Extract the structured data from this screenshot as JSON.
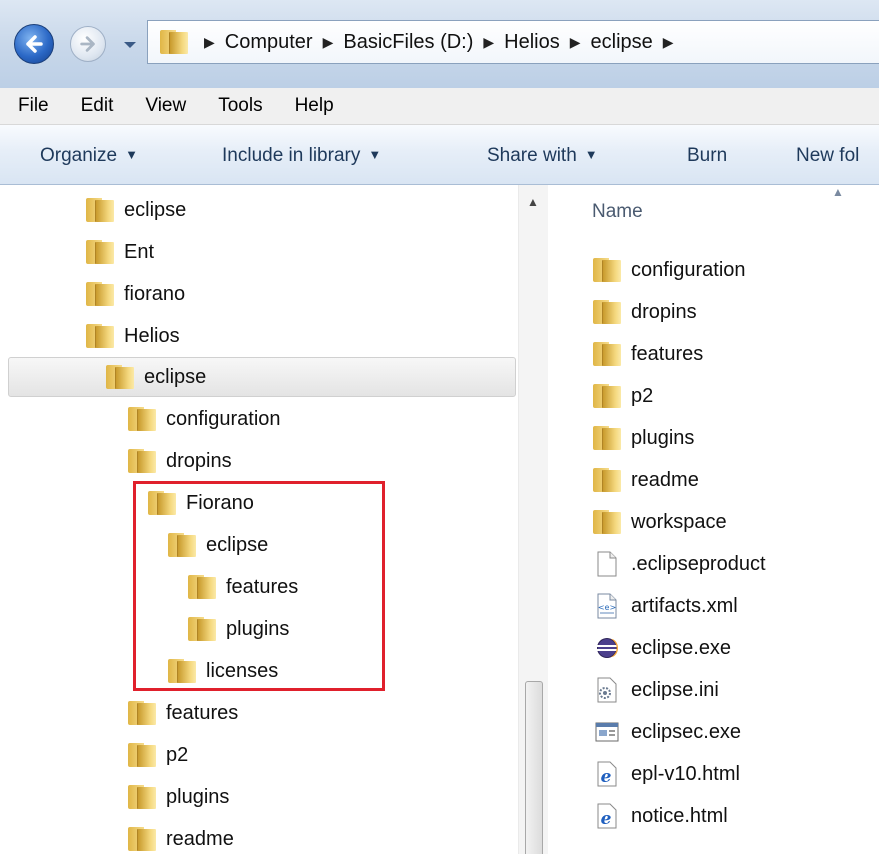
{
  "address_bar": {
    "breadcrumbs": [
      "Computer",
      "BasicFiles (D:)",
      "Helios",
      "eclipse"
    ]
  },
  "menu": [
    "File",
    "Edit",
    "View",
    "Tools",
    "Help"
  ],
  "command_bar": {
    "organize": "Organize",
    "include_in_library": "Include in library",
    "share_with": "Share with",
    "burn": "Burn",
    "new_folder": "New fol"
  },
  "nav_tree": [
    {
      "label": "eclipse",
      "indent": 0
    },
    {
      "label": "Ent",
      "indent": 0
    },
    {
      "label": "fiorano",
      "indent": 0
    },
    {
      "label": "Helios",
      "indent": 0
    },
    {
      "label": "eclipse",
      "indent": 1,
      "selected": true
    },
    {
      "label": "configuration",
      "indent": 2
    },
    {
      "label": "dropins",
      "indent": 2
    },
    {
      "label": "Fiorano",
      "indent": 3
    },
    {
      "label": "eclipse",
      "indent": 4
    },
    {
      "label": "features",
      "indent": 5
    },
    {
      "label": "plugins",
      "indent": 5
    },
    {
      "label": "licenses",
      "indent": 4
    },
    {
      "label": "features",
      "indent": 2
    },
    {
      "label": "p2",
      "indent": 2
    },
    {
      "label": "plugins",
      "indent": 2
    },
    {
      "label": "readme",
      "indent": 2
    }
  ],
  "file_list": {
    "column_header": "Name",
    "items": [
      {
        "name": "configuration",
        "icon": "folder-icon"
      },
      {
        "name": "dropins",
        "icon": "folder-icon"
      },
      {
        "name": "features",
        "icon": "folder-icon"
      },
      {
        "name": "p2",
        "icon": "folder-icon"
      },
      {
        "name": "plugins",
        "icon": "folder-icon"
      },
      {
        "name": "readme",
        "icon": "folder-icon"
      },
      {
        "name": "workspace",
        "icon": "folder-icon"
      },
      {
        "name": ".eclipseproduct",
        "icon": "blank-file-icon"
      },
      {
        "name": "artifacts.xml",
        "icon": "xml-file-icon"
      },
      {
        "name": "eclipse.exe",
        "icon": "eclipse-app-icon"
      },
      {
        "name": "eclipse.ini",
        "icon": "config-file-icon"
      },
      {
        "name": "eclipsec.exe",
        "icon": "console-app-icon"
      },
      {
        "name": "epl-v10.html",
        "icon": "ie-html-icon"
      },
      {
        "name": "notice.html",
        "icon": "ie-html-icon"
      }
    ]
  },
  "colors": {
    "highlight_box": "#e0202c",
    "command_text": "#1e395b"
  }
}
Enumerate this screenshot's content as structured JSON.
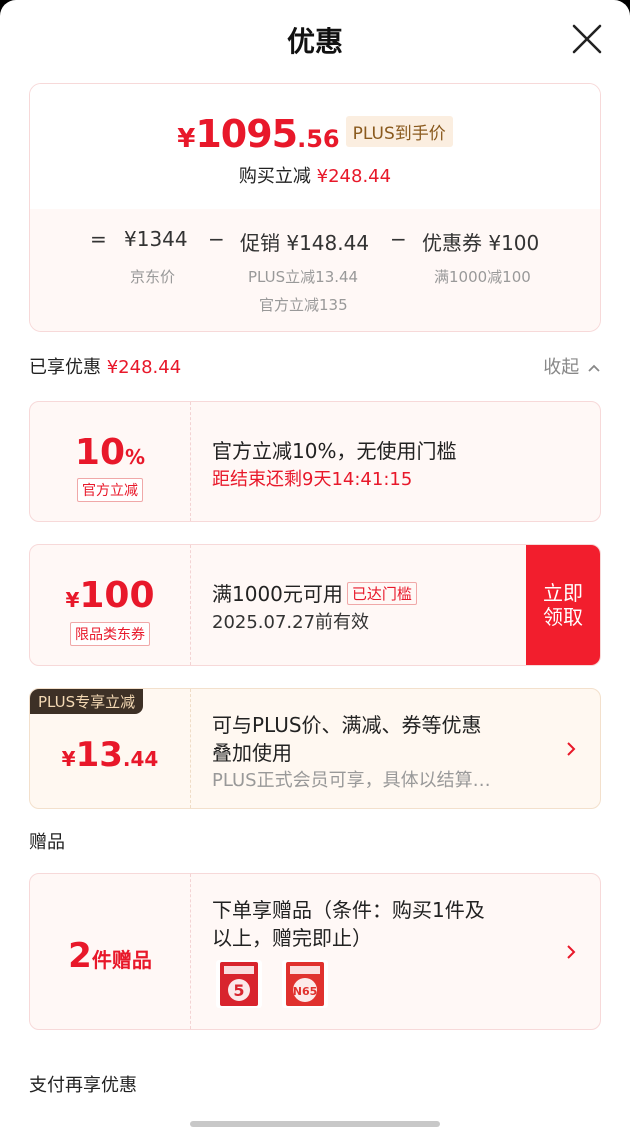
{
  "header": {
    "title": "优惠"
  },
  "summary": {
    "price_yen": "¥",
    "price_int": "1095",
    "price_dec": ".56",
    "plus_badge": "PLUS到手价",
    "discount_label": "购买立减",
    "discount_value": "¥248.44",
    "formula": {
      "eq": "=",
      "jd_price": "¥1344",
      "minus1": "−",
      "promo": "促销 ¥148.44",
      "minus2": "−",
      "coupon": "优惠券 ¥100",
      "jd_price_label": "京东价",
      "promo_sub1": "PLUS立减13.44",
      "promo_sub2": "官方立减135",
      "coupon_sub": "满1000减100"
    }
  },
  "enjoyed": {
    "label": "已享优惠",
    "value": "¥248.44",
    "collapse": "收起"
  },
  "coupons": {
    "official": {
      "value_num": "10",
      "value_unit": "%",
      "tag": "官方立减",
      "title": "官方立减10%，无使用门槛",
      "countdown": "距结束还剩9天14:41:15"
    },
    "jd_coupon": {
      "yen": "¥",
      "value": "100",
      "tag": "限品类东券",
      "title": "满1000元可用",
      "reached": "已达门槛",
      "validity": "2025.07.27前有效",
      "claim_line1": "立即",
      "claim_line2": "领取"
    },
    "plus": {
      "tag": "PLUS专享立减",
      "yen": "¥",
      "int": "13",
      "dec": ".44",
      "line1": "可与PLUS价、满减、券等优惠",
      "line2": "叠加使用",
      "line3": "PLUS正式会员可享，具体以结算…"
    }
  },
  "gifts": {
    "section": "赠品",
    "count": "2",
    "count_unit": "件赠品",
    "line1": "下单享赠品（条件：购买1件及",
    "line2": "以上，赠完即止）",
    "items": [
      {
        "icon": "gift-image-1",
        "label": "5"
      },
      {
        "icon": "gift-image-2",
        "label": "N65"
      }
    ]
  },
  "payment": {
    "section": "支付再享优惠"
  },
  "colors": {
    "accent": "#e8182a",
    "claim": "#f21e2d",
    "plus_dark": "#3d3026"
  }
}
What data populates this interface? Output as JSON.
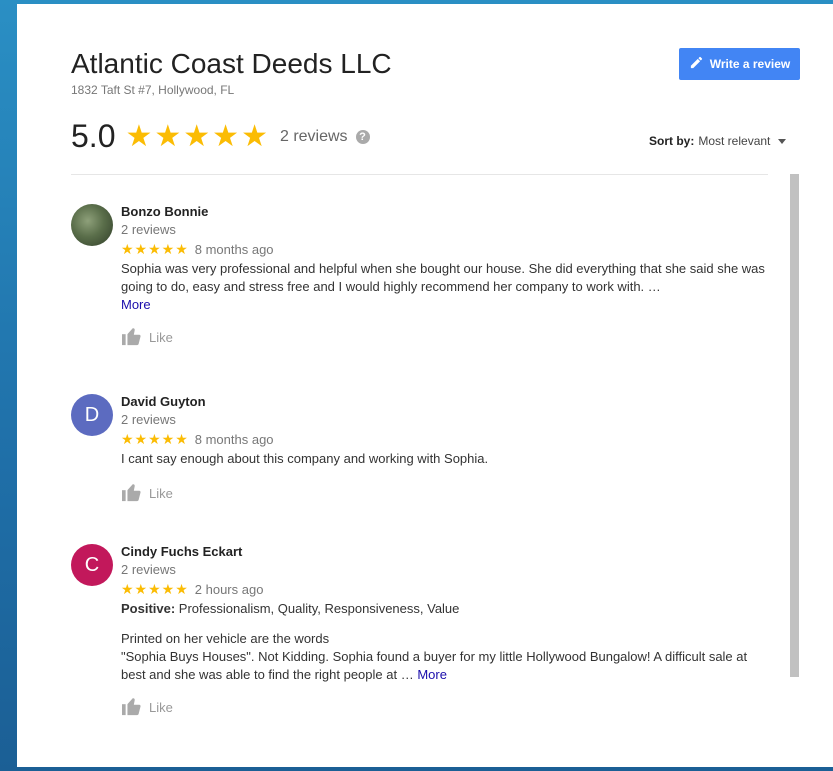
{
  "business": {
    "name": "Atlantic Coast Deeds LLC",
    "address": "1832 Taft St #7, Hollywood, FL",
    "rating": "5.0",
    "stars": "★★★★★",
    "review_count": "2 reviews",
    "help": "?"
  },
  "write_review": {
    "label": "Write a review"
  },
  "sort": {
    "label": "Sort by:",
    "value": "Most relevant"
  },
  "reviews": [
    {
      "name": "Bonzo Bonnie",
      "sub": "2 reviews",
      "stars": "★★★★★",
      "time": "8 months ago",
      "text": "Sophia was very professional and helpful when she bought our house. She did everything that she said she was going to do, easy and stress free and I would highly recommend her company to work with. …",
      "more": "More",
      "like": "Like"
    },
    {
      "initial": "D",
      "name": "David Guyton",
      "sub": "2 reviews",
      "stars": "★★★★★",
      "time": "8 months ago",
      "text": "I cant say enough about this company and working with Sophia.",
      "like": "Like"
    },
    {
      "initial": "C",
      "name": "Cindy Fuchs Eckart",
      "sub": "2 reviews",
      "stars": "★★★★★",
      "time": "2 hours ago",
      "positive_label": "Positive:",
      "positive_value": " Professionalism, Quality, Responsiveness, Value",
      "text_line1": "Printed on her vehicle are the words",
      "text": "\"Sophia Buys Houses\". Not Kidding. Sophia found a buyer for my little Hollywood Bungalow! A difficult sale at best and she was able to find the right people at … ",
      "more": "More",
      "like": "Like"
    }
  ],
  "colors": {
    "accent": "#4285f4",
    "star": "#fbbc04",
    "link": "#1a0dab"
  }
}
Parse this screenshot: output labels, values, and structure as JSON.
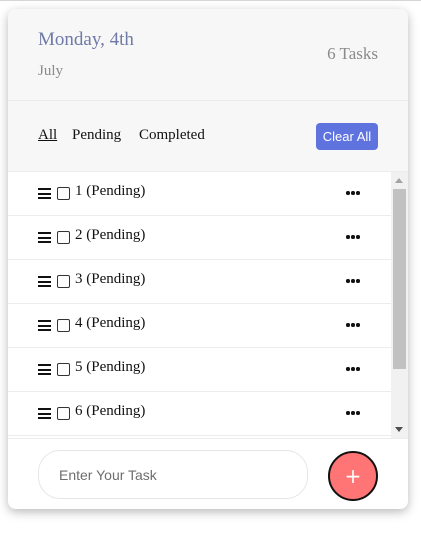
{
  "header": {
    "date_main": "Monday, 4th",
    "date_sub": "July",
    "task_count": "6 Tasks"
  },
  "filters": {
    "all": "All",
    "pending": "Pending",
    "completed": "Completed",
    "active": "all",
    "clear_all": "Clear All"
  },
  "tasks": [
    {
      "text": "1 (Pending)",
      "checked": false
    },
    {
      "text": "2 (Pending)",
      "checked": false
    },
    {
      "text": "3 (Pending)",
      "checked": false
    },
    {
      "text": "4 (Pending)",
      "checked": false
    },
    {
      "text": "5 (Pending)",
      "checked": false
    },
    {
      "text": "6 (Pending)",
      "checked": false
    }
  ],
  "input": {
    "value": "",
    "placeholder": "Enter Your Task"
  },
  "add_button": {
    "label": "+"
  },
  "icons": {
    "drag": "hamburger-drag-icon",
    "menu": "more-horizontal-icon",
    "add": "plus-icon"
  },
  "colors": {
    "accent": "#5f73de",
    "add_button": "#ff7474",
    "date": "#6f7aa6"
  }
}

What you should do:
Leave the pictures out and output the rest of the listing exactly.

Answer:
Extract the structured data from this screenshot as JSON.
{
  "address_bar": {
    "breadcrumbs": [
      "Computer",
      "BasicFiles (D:)",
      "Helios",
      "eclipse"
    ]
  },
  "menu": [
    "File",
    "Edit",
    "View",
    "Tools",
    "Help"
  ],
  "command_bar": {
    "organize": "Organize",
    "include_in_library": "Include in library",
    "share_with": "Share with",
    "burn": "Burn",
    "new_folder": "New fol"
  },
  "nav_tree": [
    {
      "label": "eclipse",
      "indent": 0
    },
    {
      "label": "Ent",
      "indent": 0
    },
    {
      "label": "fiorano",
      "indent": 0
    },
    {
      "label": "Helios",
      "indent": 0
    },
    {
      "label": "eclipse",
      "indent": 1,
      "selected": true
    },
    {
      "label": "configuration",
      "indent": 2
    },
    {
      "label": "dropins",
      "indent": 2
    },
    {
      "label": "Fiorano",
      "indent": 3
    },
    {
      "label": "eclipse",
      "indent": 4
    },
    {
      "label": "features",
      "indent": 5
    },
    {
      "label": "plugins",
      "indent": 5
    },
    {
      "label": "licenses",
      "indent": 4
    },
    {
      "label": "features",
      "indent": 2
    },
    {
      "label": "p2",
      "indent": 2
    },
    {
      "label": "plugins",
      "indent": 2
    },
    {
      "label": "readme",
      "indent": 2
    }
  ],
  "file_list": {
    "column_header": "Name",
    "items": [
      {
        "name": "configuration",
        "icon": "folder-icon"
      },
      {
        "name": "dropins",
        "icon": "folder-icon"
      },
      {
        "name": "features",
        "icon": "folder-icon"
      },
      {
        "name": "p2",
        "icon": "folder-icon"
      },
      {
        "name": "plugins",
        "icon": "folder-icon"
      },
      {
        "name": "readme",
        "icon": "folder-icon"
      },
      {
        "name": "workspace",
        "icon": "folder-icon"
      },
      {
        "name": ".eclipseproduct",
        "icon": "blank-file-icon"
      },
      {
        "name": "artifacts.xml",
        "icon": "xml-file-icon"
      },
      {
        "name": "eclipse.exe",
        "icon": "eclipse-app-icon"
      },
      {
        "name": "eclipse.ini",
        "icon": "config-file-icon"
      },
      {
        "name": "eclipsec.exe",
        "icon": "console-app-icon"
      },
      {
        "name": "epl-v10.html",
        "icon": "ie-html-icon"
      },
      {
        "name": "notice.html",
        "icon": "ie-html-icon"
      }
    ]
  },
  "colors": {
    "highlight_box": "#e0202c",
    "command_text": "#1e395b"
  }
}
Enumerate this screenshot's content as structured JSON.
{
  "header": {
    "title": "优惠"
  },
  "summary": {
    "price_yen": "¥",
    "price_int": "1095",
    "price_dec": ".56",
    "plus_badge": "PLUS到手价",
    "discount_label": "购买立减",
    "discount_value": "¥248.44",
    "formula": {
      "eq": "=",
      "jd_price": "¥1344",
      "minus1": "−",
      "promo": "促销 ¥148.44",
      "minus2": "−",
      "coupon": "优惠券 ¥100",
      "jd_price_label": "京东价",
      "promo_sub1": "PLUS立减13.44",
      "promo_sub2": "官方立减135",
      "coupon_sub": "满1000减100"
    }
  },
  "enjoyed": {
    "label": "已享优惠",
    "value": "¥248.44",
    "collapse": "收起"
  },
  "coupons": {
    "official": {
      "value_num": "10",
      "value_unit": "%",
      "tag": "官方立减",
      "title": "官方立减10%，无使用门槛",
      "countdown": "距结束还剩9天14:41:15"
    },
    "jd_coupon": {
      "yen": "¥",
      "value": "100",
      "tag": "限品类东券",
      "title": "满1000元可用",
      "reached": "已达门槛",
      "validity": "2025.07.27前有效",
      "claim_line1": "立即",
      "claim_line2": "领取"
    },
    "plus": {
      "tag": "PLUS专享立减",
      "yen": "¥",
      "int": "13",
      "dec": ".44",
      "line1": "可与PLUS价、满减、券等优惠",
      "line2": "叠加使用",
      "line3": "PLUS正式会员可享，具体以结算…"
    }
  },
  "gifts": {
    "section": "赠品",
    "count": "2",
    "count_unit": "件赠品",
    "line1": "下单享赠品（条件：购买1件及",
    "line2": "以上，赠完即止）",
    "items": [
      {
        "icon": "gift-image-1",
        "label": "5"
      },
      {
        "icon": "gift-image-2",
        "label": "N65"
      }
    ]
  },
  "payment": {
    "section": "支付再享优惠"
  },
  "colors": {
    "accent": "#e8182a",
    "claim": "#f21e2d",
    "plus_dark": "#3d3026"
  }
}
What data populates this interface? Output as JSON.
{
  "business": {
    "name": "Atlantic Coast Deeds LLC",
    "address": "1832 Taft St #7, Hollywood, FL",
    "rating": "5.0",
    "stars": "★★★★★",
    "review_count": "2 reviews",
    "help": "?"
  },
  "write_review": {
    "label": "Write a review"
  },
  "sort": {
    "label": "Sort by:",
    "value": "Most relevant"
  },
  "reviews": [
    {
      "name": "Bonzo Bonnie",
      "sub": "2 reviews",
      "stars": "★★★★★",
      "time": "8 months ago",
      "text": "Sophia was very professional and helpful when she bought our house. She did everything that she said she was going to do, easy and stress free and I would highly recommend her company to work with. …",
      "more": "More",
      "like": "Like"
    },
    {
      "initial": "D",
      "name": "David Guyton",
      "sub": "2 reviews",
      "stars": "★★★★★",
      "time": "8 months ago",
      "text": "I cant say enough about this company and working with Sophia.",
      "like": "Like"
    },
    {
      "initial": "C",
      "name": "Cindy Fuchs Eckart",
      "sub": "2 reviews",
      "stars": "★★★★★",
      "time": "2 hours ago",
      "positive_label": "Positive:",
      "positive_value": " Professionalism, Quality, Responsiveness, Value",
      "text_line1": "Printed on her vehicle are the words",
      "text": "\"Sophia Buys Houses\". Not Kidding. Sophia found a buyer for my little Hollywood Bungalow! A difficult sale at best and she was able to find the right people at … ",
      "more": "More",
      "like": "Like"
    }
  ],
  "colors": {
    "accent": "#4285f4",
    "star": "#fbbc04",
    "link": "#1a0dab"
  }
}
Parse this screenshot: output labels, values, and structure as JSON.
{
  "header": {
    "date_main": "Monday, 4th",
    "date_sub": "July",
    "task_count": "6 Tasks"
  },
  "filters": {
    "all": "All",
    "pending": "Pending",
    "completed": "Completed",
    "active": "all",
    "clear_all": "Clear All"
  },
  "tasks": [
    {
      "text": "1 (Pending)",
      "checked": false
    },
    {
      "text": "2 (Pending)",
      "checked": false
    },
    {
      "text": "3 (Pending)",
      "checked": false
    },
    {
      "text": "4 (Pending)",
      "checked": false
    },
    {
      "text": "5 (Pending)",
      "checked": false
    },
    {
      "text": "6 (Pending)",
      "checked": false
    }
  ],
  "input": {
    "value": "",
    "placeholder": "Enter Your Task"
  },
  "add_button": {
    "label": "+"
  },
  "icons": {
    "drag": "hamburger-drag-icon",
    "menu": "more-horizontal-icon",
    "add": "plus-icon"
  },
  "colors": {
    "accent": "#5f73de",
    "add_button": "#ff7474",
    "date": "#6f7aa6"
  }
}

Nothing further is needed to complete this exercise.